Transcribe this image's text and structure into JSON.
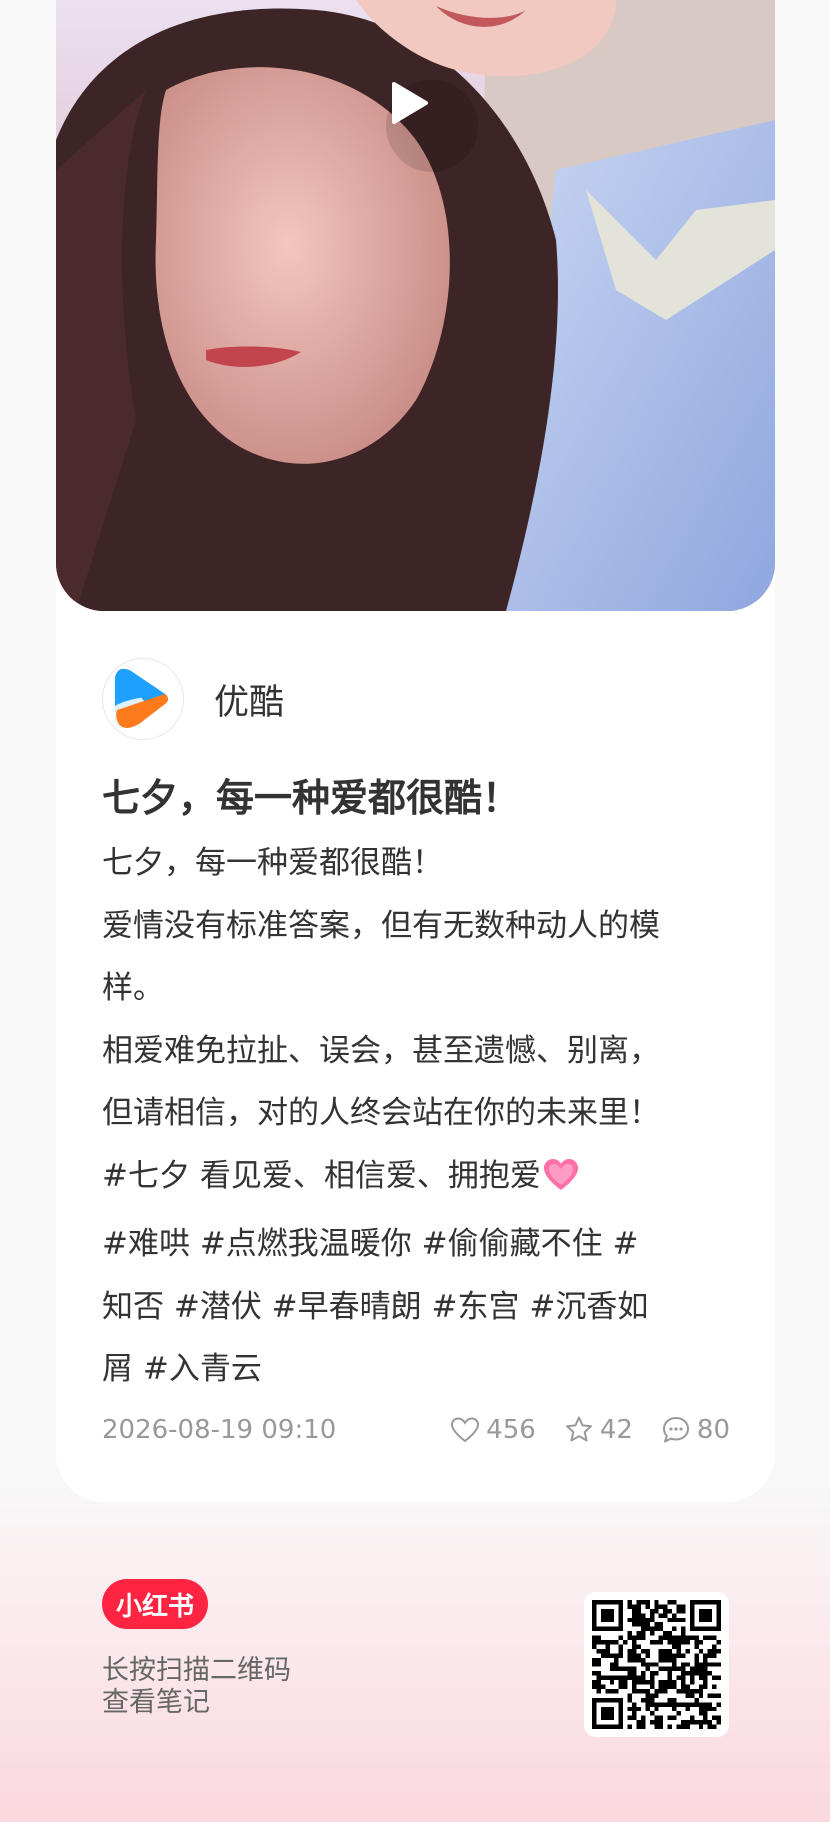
{
  "note": {
    "author": {
      "name": "优酷",
      "avatar_icon": "youku-logo-icon"
    },
    "title": "七夕，每一种爱都很酷！",
    "body_lines": [
      "七夕，每一种爱都很酷！",
      "爱情没有标准答案，但有无数种动人的模",
      "样。",
      "相爱难免拉扯、误会，甚至遗憾、别离，",
      "但请相信，对的人终会站在你的未来里！",
      "#七夕 看见爱、相信爱、拥抱爱",
      "#难哄 #点燃我温暖你 #偷偷藏不住 #",
      "知否 #潜伏 #早春晴朗 #东宫 #沉香如",
      "屑 #入青云"
    ],
    "date": "2026-08-19 09:10",
    "likes": "456",
    "stars": "42",
    "comments": "80"
  },
  "footer": {
    "brand": "小红书",
    "hint_line1": "长按扫描二维码",
    "hint_line2": "查看笔记"
  },
  "colors": {
    "brand": "#ff2442",
    "youku_blue": "#1ea0ff",
    "youku_orange": "#ff7a1a"
  }
}
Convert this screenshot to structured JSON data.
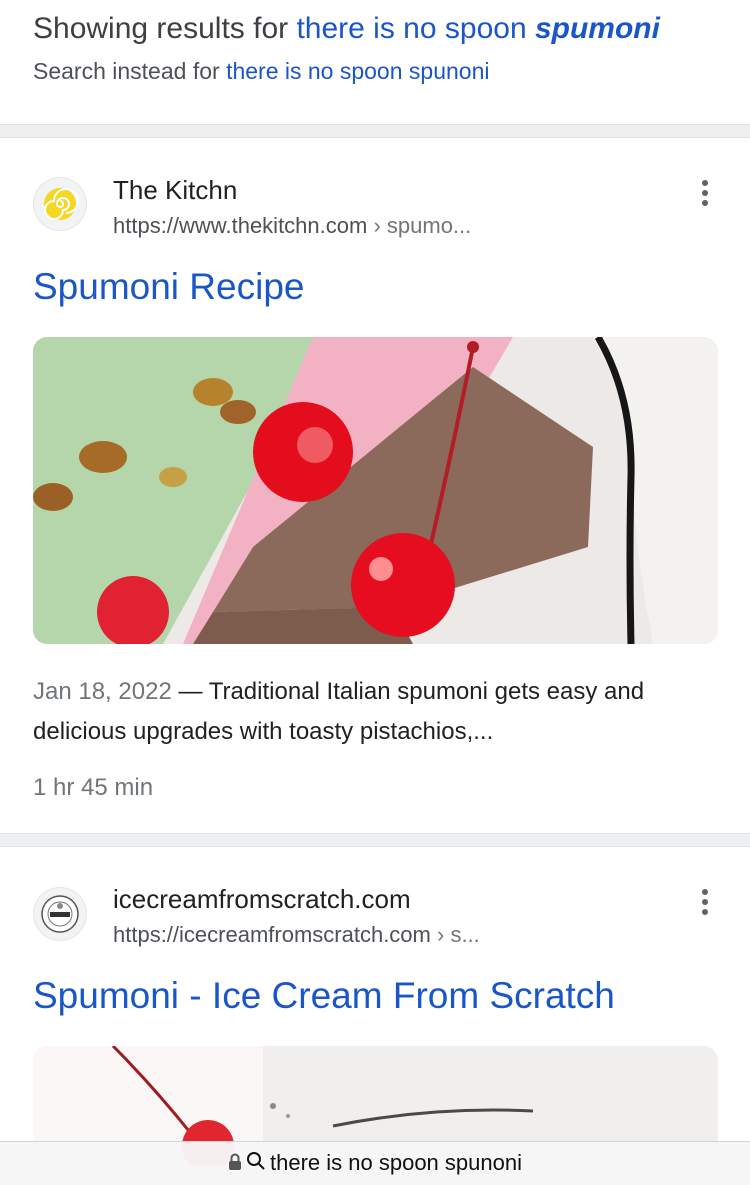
{
  "spelling": {
    "showing_prefix": "Showing results for",
    "corrected_plain": "there is no spoon",
    "corrected_bold": "spumoni",
    "instead_prefix": "Search instead for",
    "original_query": "there is no spoon spunoni"
  },
  "results": [
    {
      "site_name": "The Kitchn",
      "url": "https://www.thekitchn.com",
      "url_path": "› spumo...",
      "favicon": "spiral-icon",
      "title": "Spumoni Recipe",
      "image": "spumoni-slice-with-cherries",
      "date": "Jan 18, 2022",
      "snippet": " — Traditional Italian spumoni gets easy and delicious upgrades with toasty pistachios,...",
      "total_time": "1 hr 45 min"
    },
    {
      "site_name": "icecreamfromscratch.com",
      "url": "https://icecreamfromscratch.com",
      "url_path": "› s...",
      "favicon": "seal-icon",
      "title": "Spumoni - Ice Cream From Scratch",
      "image": "spumoni-with-cherry-stem"
    }
  ],
  "address_bar": {
    "text": "there is no spoon spunoni",
    "lock_icon": "lock-icon",
    "search_icon": "search-icon"
  },
  "colors": {
    "link": "#1a56c9",
    "separator": "#eeeff1",
    "kitchn_yellow": "#f5d623"
  }
}
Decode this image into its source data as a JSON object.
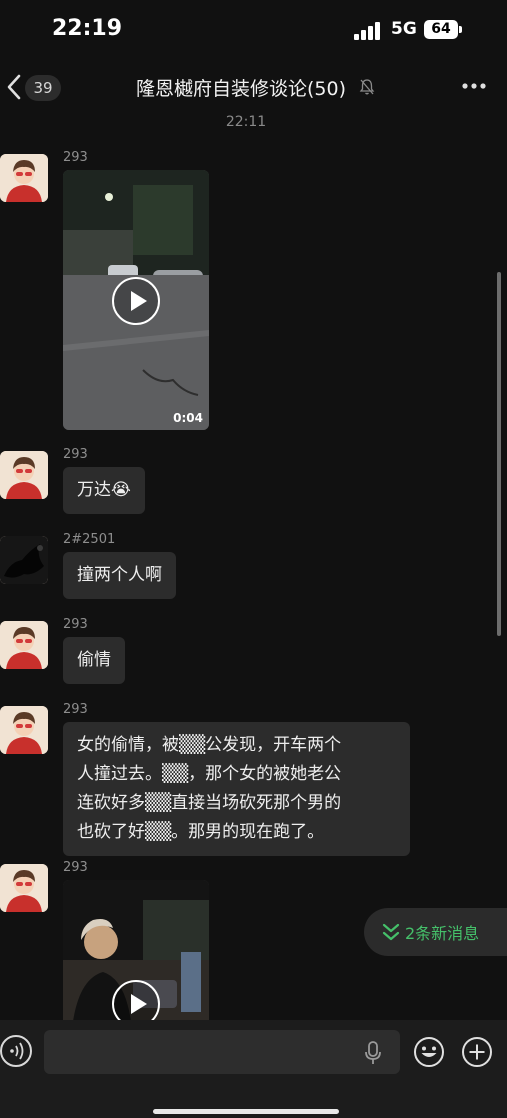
{
  "status_bar": {
    "time": "22:19",
    "network": "5G",
    "battery": "64"
  },
  "nav": {
    "unread_count": "39",
    "title": "隆恩樾府自装修谈论(50)"
  },
  "timestamp": "22:11",
  "messages": [
    {
      "sender": "293",
      "type": "video",
      "duration": "0:04"
    },
    {
      "sender": "293",
      "type": "text",
      "text": "万达😭"
    },
    {
      "sender": "2#2501",
      "type": "text",
      "text": "撞两个人啊"
    },
    {
      "sender": "293",
      "type": "text",
      "text": "偷情"
    },
    {
      "sender": "293",
      "type": "text",
      "lines": [
        "女的偷情，被▒▒公发现，开车两个",
        "人撞过去。▒▒，那个女的被她老公",
        "连砍好多▒▒直接当场砍死那个男的",
        "也砍了好▒▒。那男的现在跑了。"
      ]
    },
    {
      "sender": "293",
      "type": "video"
    }
  ],
  "new_messages": {
    "label": "2条新消息"
  },
  "input": {
    "value": "",
    "placeholder": ""
  },
  "colors": {
    "background": "#111111",
    "bubble": "#2c2c2c",
    "accent_green": "#45c06a"
  }
}
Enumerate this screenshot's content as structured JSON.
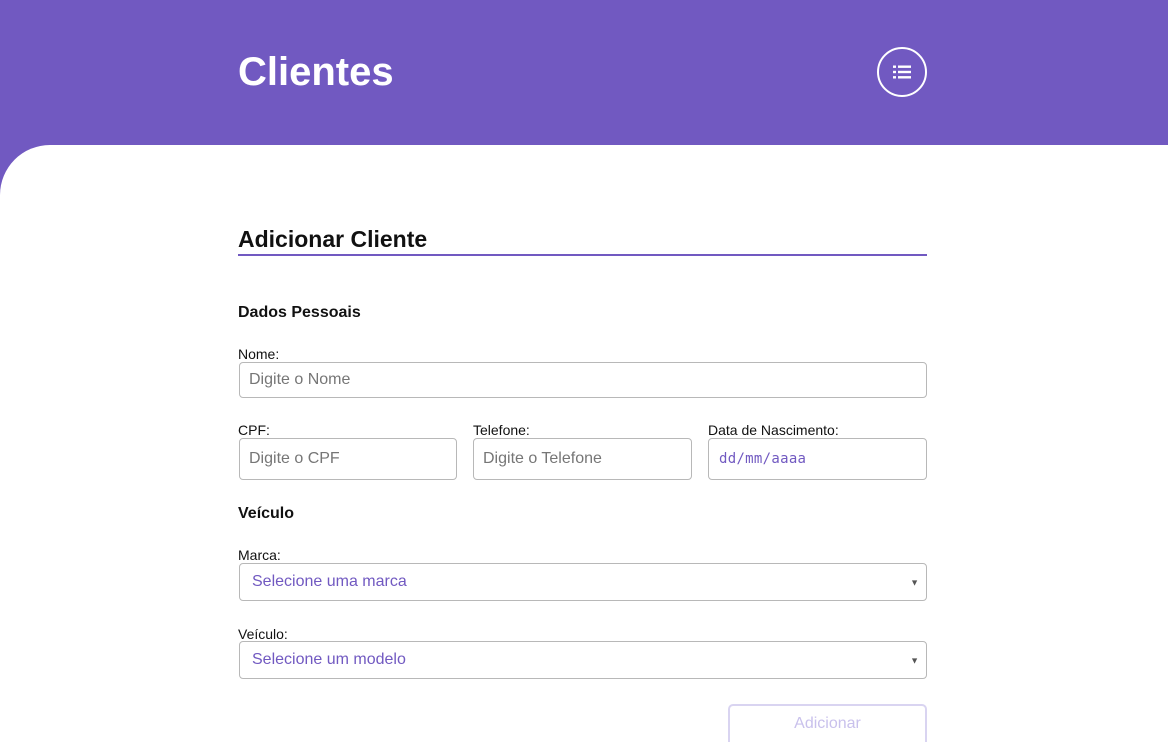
{
  "header": {
    "title": "Clientes",
    "list_icon": "list-icon",
    "background_color": "#7159c1"
  },
  "form": {
    "title": "Adicionar Cliente",
    "personal_section": "Dados Pessoais",
    "name": {
      "label": "Nome:",
      "placeholder": "Digite o Nome",
      "value": ""
    },
    "cpf": {
      "label": "CPF:",
      "placeholder": "Digite o CPF",
      "value": ""
    },
    "phone": {
      "label": "Telefone:",
      "placeholder": "Digite o Telefone",
      "value": ""
    },
    "birth_date": {
      "label": "Data de Nascimento:",
      "placeholder": "dd/mm/aaaa"
    },
    "vehicle_section": "Veículo",
    "brand": {
      "label": "Marca:",
      "selected": "Selecione uma marca"
    },
    "model": {
      "label": "Veículo:",
      "selected": "Selecione um modelo"
    },
    "submit_label": "Adicionar"
  },
  "colors": {
    "accent": "#7159c1",
    "disabled_text": "#c9c1ec"
  }
}
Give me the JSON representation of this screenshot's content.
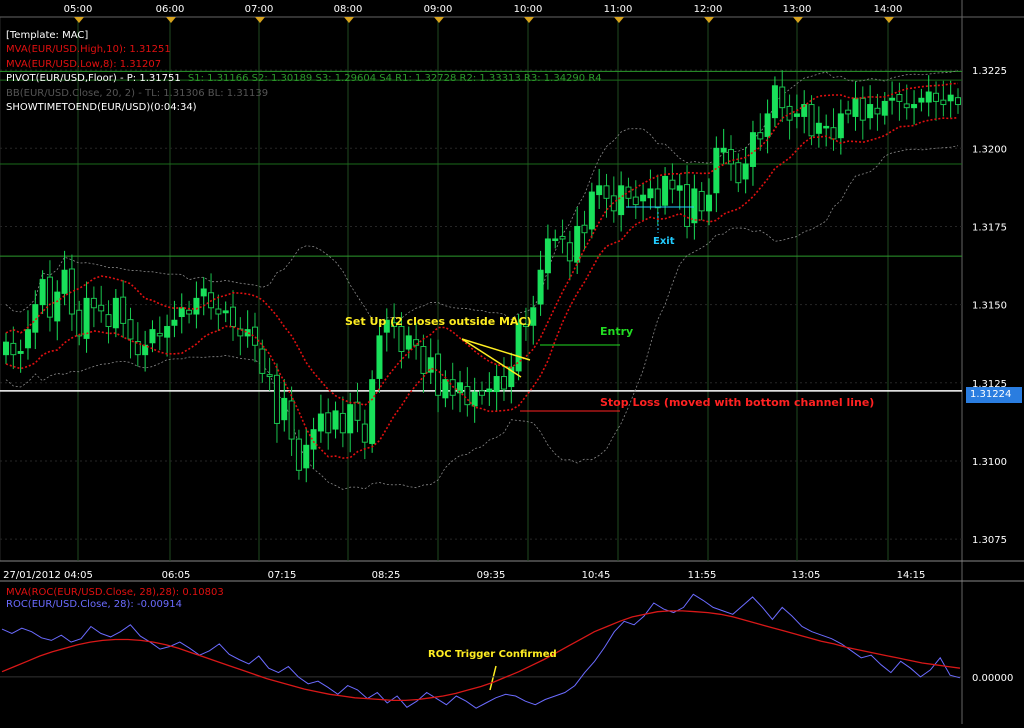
{
  "colors": {
    "background": "#000000",
    "grid": "#1f4a1f",
    "bull": "#19e05a",
    "bear": "#19e05a",
    "mva": "#e01010",
    "bollinger": "#8a8a8a",
    "pivot": "#2c9a2c",
    "roc": "#6b6bff",
    "roc_mva": "#d81818",
    "annotation_yellow": "#ffee22",
    "annotation_green": "#22dd22",
    "annotation_red": "#ff2222",
    "annotation_cyan": "#22ccff",
    "axis_text": "#ffffff",
    "price_tag": "#2a7de0"
  },
  "top_time_axis": [
    "05:00",
    "06:00",
    "07:00",
    "08:00",
    "09:00",
    "10:00",
    "11:00",
    "12:00",
    "13:00",
    "14:00"
  ],
  "bottom_time_axis": [
    "27/01/2012 04:05",
    "06:05",
    "07:15",
    "08:25",
    "09:35",
    "10:45",
    "11:55",
    "13:05",
    "14:15"
  ],
  "legend": [
    {
      "text": "[Template: MAC]",
      "color": "#ffffff"
    },
    {
      "text": "MVA(EUR/USD.High,10): 1.31251",
      "color": "#e01010"
    },
    {
      "text": "MVA(EUR/USD.Low,8): 1.31207",
      "color": "#e01010"
    },
    {
      "text": "PIVOT(EUR/USD,Floor) -  P: 1.31751",
      "color": "#ffffff"
    },
    {
      "text": "S1: 1.31166  S2: 1.30189  S3: 1.29604  S4  R1: 1.32728  R2: 1.33313  R3: 1.34290  R4",
      "color": "#2c9a2c"
    },
    {
      "text": "BB(EUR/USD.Close, 20, 2) -  TL: 1.31306  BL: 1.31139",
      "color": "#555555"
    },
    {
      "text": "SHOWTIMETOEND(EUR/USD)(0:04:34)",
      "color": "#ffffff"
    }
  ],
  "indicator_legend": [
    {
      "text": "MVA(ROC(EUR/USD.Close, 28),28): 0.10803",
      "color": "#e01010"
    },
    {
      "text": "ROC(EUR/USD.Close, 28): -0.00914",
      "color": "#6b6bff"
    }
  ],
  "annotations": {
    "setup": "Set Up (2 closes outside MAC)",
    "entry": "Entry",
    "stop_loss": "Stop Loss (moved with bottom channel line)",
    "exit": "Exit",
    "roc_trigger": "ROC Trigger Confirmed"
  },
  "current_price_tag": "1.31224",
  "zero_label": "0.00000",
  "chart_data": [
    {
      "type": "candlestick",
      "symbol": "EUR/USD",
      "date": "27/01/2012",
      "ylim": [
        1.3068,
        1.3242
      ],
      "yticks": [
        "1.3075",
        "1.3100",
        "1.3125",
        "1.3150",
        "1.3175",
        "1.3200",
        "1.3225"
      ],
      "pivot_levels": {
        "P": 1.31751,
        "S1": 1.31166,
        "R1": 1.32728,
        "R1_line": 1.3224,
        "S1_line": 1.313
      },
      "closes": [
        1.3138,
        1.3134,
        1.3135,
        1.3142,
        1.315,
        1.3158,
        1.3146,
        1.3154,
        1.3161,
        1.3147,
        1.314,
        1.3152,
        1.3149,
        1.3148,
        1.3143,
        1.3152,
        1.3144,
        1.3139,
        1.3134,
        1.3137,
        1.3142,
        1.314,
        1.3143,
        1.3145,
        1.3149,
        1.3147,
        1.3152,
        1.3155,
        1.3149,
        1.3147,
        1.3148,
        1.3143,
        1.314,
        1.3142,
        1.3137,
        1.3128,
        1.3127,
        1.3112,
        1.312,
        1.3107,
        1.3097,
        1.3105,
        1.311,
        1.3115,
        1.3109,
        1.3116,
        1.3109,
        1.3118,
        1.3113,
        1.3106,
        1.3126,
        1.314,
        1.3145,
        1.3143,
        1.3135,
        1.314,
        1.3137,
        1.3128,
        1.3133,
        1.3121,
        1.3126,
        1.3121,
        1.3125,
        1.3118,
        1.3122,
        1.3121,
        1.3123,
        1.3127,
        1.3123,
        1.313,
        1.3144,
        1.3143,
        1.3149,
        1.3161,
        1.3171,
        1.3171,
        1.3171,
        1.3164,
        1.3175,
        1.3173,
        1.3186,
        1.3188,
        1.3184,
        1.318,
        1.3188,
        1.3184,
        1.3182,
        1.3185,
        1.3187,
        1.3181,
        1.3191,
        1.3187,
        1.3188,
        1.3175,
        1.3187,
        1.318,
        1.3185,
        1.32,
        1.32,
        1.3195,
        1.3189,
        1.3195,
        1.3205,
        1.3203,
        1.3211,
        1.322,
        1.3213,
        1.3209,
        1.3211,
        1.3214,
        1.3204,
        1.3208,
        1.3207,
        1.3203,
        1.3211,
        1.3211,
        1.3216,
        1.3209,
        1.3214,
        1.3211,
        1.3215,
        1.3216,
        1.3215,
        1.3213,
        1.3214,
        1.3216,
        1.3218,
        1.3215,
        1.3214,
        1.3217,
        1.3214
      ],
      "roc_panel": {
        "roc": [
          0.55,
          0.5,
          0.56,
          0.52,
          0.45,
          0.42,
          0.48,
          0.4,
          0.44,
          0.58,
          0.5,
          0.46,
          0.52,
          0.6,
          0.47,
          0.4,
          0.32,
          0.35,
          0.4,
          0.33,
          0.25,
          0.3,
          0.38,
          0.26,
          0.2,
          0.15,
          0.24,
          0.1,
          0.05,
          0.12,
          0.0,
          -0.08,
          -0.05,
          -0.12,
          -0.2,
          -0.1,
          -0.15,
          -0.25,
          -0.18,
          -0.3,
          -0.22,
          -0.35,
          -0.28,
          -0.18,
          -0.25,
          -0.32,
          -0.22,
          -0.28,
          -0.36,
          -0.3,
          -0.24,
          -0.2,
          -0.22,
          -0.28,
          -0.32,
          -0.26,
          -0.22,
          -0.18,
          -0.1,
          0.05,
          0.18,
          0.34,
          0.52,
          0.64,
          0.6,
          0.7,
          0.85,
          0.78,
          0.74,
          0.8,
          0.95,
          0.88,
          0.8,
          0.76,
          0.72,
          0.82,
          0.92,
          0.8,
          0.66,
          0.8,
          0.7,
          0.58,
          0.52,
          0.48,
          0.44,
          0.38,
          0.3,
          0.22,
          0.25,
          0.14,
          0.05,
          0.18,
          0.1,
          0.0,
          0.08,
          0.22,
          0.02,
          -0.01
        ],
        "roc_mva": [
          0.06,
          0.12,
          0.18,
          0.24,
          0.29,
          0.33,
          0.37,
          0.4,
          0.42,
          0.43,
          0.43,
          0.42,
          0.4,
          0.37,
          0.33,
          0.28,
          0.23,
          0.18,
          0.13,
          0.08,
          0.03,
          -0.02,
          -0.06,
          -0.1,
          -0.14,
          -0.17,
          -0.2,
          -0.22,
          -0.24,
          -0.25,
          -0.26,
          -0.27,
          -0.27,
          -0.26,
          -0.24,
          -0.22,
          -0.19,
          -0.15,
          -0.11,
          -0.06,
          0.0,
          0.06,
          0.13,
          0.2,
          0.28,
          0.36,
          0.44,
          0.52,
          0.58,
          0.64,
          0.69,
          0.72,
          0.75,
          0.76,
          0.76,
          0.75,
          0.74,
          0.72,
          0.69,
          0.65,
          0.61,
          0.57,
          0.53,
          0.49,
          0.45,
          0.41,
          0.38,
          0.34,
          0.31,
          0.28,
          0.25,
          0.22,
          0.19,
          0.16,
          0.14,
          0.12,
          0.1
        ],
        "zero": 0.0
      }
    }
  ]
}
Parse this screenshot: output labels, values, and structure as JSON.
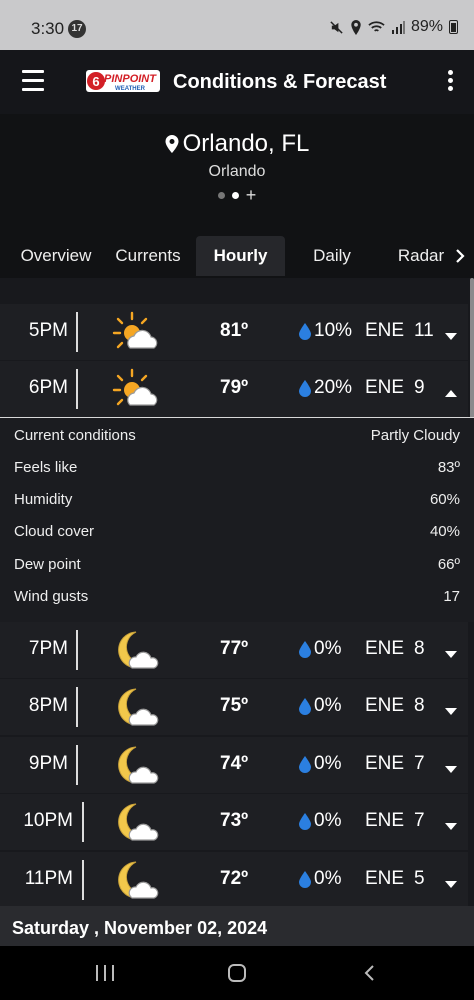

☆ ☆ ☆

- REQUIREMENTS -
Copy out every line of the data that includes "into".

- SOLUTION TO THIS EXERCISE -
Transcribe this image's text and structure into JSON.
Decode this image into its source data as a JSON object.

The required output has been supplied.